### DO THIS
Repeat all the material exactly; pictures stay out of your copy.

### SUPPLIED INFORMATION
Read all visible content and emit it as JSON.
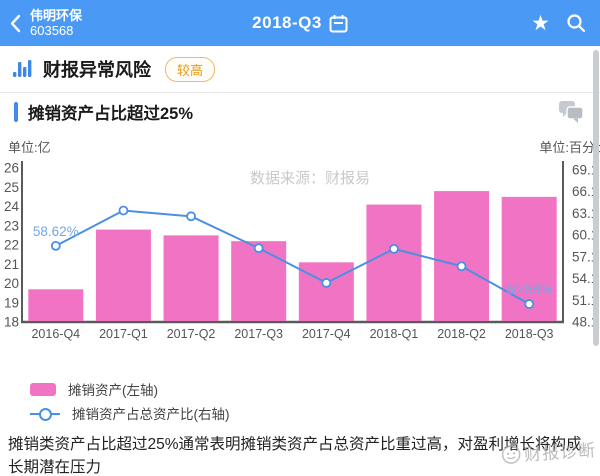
{
  "header": {
    "company_name": "伟明环保",
    "company_code": "603568",
    "period": "2018-Q3"
  },
  "risk_row": {
    "title": "财报异常风险",
    "badge": "较高"
  },
  "banner": {
    "title": "摊销资产占比超过25%"
  },
  "chart_data": {
    "type": "bar+line",
    "unit_left": "单位:亿",
    "unit_right": "单位:百分比",
    "watermark": "数据来源：财报易",
    "categories": [
      "2016-Q4",
      "2017-Q1",
      "2017-Q2",
      "2017-Q3",
      "2017-Q4",
      "2018-Q1",
      "2018-Q2",
      "2018-Q3"
    ],
    "series": [
      {
        "name": "摊销资产(左轴)",
        "type": "bar",
        "axis": "left",
        "color": "#f173c3",
        "values": [
          19.7,
          22.8,
          22.5,
          22.2,
          21.1,
          24.1,
          24.8,
          24.5
        ]
      },
      {
        "name": "摊销资产占总资产比(右轴)",
        "type": "line",
        "axis": "right",
        "color": "#4a90e2",
        "values": [
          58.62,
          63.5,
          62.7,
          58.3,
          53.5,
          58.2,
          55.8,
          50.58
        ],
        "point_labels": [
          "58.62%",
          "",
          "",
          "",
          "",
          "",
          "",
          "50.58%"
        ]
      }
    ],
    "left_axis": {
      "min": 18,
      "max": 26,
      "ticks": [
        "26",
        "25",
        "24",
        "23",
        "22",
        "21",
        "20",
        "19",
        "18"
      ]
    },
    "right_axis": {
      "min": 48.1,
      "max": 69.1,
      "ticks": [
        "69.1",
        "66.1",
        "63.1",
        "60.1",
        "57.1",
        "54.1",
        "51.1",
        "48.1"
      ]
    },
    "legend_position": "bottom-left",
    "grid": false
  },
  "legend": [
    {
      "label": "摊销资产(左轴)"
    },
    {
      "label": "摊销资产占总资产比(右轴)"
    }
  ],
  "description": "摊销类资产占比超过25%通常表明摊销类资产占总资产比重过高，对盈利增长将构成长期潜在压力",
  "footer_watermark": "财报诊断",
  "colors": {
    "header_bg": "#4a9af5",
    "bar": "#f173c3",
    "line": "#4a90e2",
    "point_label": "#74a7e6",
    "badge": "#e8960f",
    "accent": "#3f8ceb",
    "axis_text": "#555555",
    "watermark": "#c9c9c9"
  }
}
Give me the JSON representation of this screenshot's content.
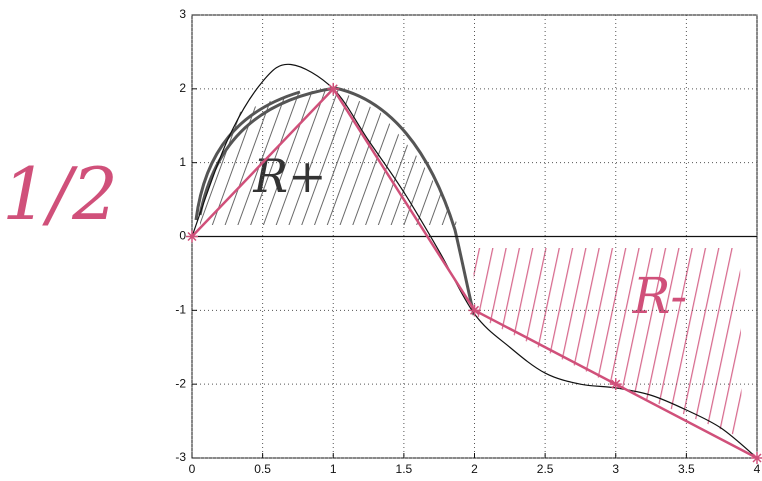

### EXPECTED ANSWER
Read all visible content and emit it as JSON.
{
  "header": {
    "company_name": "伟明环保",
    "company_code": "603568",
    "period": "2018-Q3"
  },
  "risk_row": {
    "title": "财报异常风险",
    "badge": "较高"
  },
  "banner": {
    "title": "摊销资产占比超过25%"
  },
  "chart_data": {
    "type": "bar+line",
    "unit_left": "单位:亿",
    "unit_right": "单位:百分比",
    "watermark": "数据来源：财报易",
    "categories": [
      "2016-Q4",
      "2017-Q1",
      "2017-Q2",
      "2017-Q3",
      "2017-Q4",
      "2018-Q1",
      "2018-Q2",
      "2018-Q3"
    ],
    "series": [
      {
        "name": "摊销资产(左轴)",
        "type": "bar",
        "axis": "left",
        "color": "#f173c3",
        "values": [
          19.7,
          22.8,
          22.5,
          22.2,
          21.1,
          24.1,
          24.8,
          24.5
        ]
      },
      {
        "name": "摊销资产占总资产比(右轴)",
        "type": "line",
        "axis": "right",
        "color": "#4a90e2",
        "values": [
          58.62,
          63.5,
          62.7,
          58.3,
          53.5,
          58.2,
          55.8,
          50.58
        ],
        "point_labels": [
          "58.62%",
          "",
          "",
          "",
          "",
          "",
          "",
          "50.58%"
        ]
      }
    ],
    "left_axis": {
      "min": 18,
      "max": 26,
      "ticks": [
        "26",
        "25",
        "24",
        "23",
        "22",
        "21",
        "20",
        "19",
        "18"
      ]
    },
    "right_axis": {
      "min": 48.1,
      "max": 69.1,
      "ticks": [
        "69.1",
        "66.1",
        "63.1",
        "60.1",
        "57.1",
        "54.1",
        "51.1",
        "48.1"
      ]
    },
    "legend_position": "bottom-left",
    "grid": false
  },
  "legend": [
    {
      "label": "摊销资产(左轴)"
    },
    {
      "label": "摊销资产占总资产比(右轴)"
    }
  ],
  "description": "摊销类资产占比超过25%通常表明摊销类资产占总资产比重过高，对盈利增长将构成长期潜在压力",
  "footer_watermark": "财报诊断",
  "colors": {
    "header_bg": "#4a9af5",
    "bar": "#f173c3",
    "line": "#4a90e2",
    "point_label": "#74a7e6",
    "badge": "#e8960f",
    "accent": "#3f8ceb",
    "axis_text": "#555555",
    "watermark": "#c9c9c9"
  }
}
Give me the JSON representation of this screenshot's content.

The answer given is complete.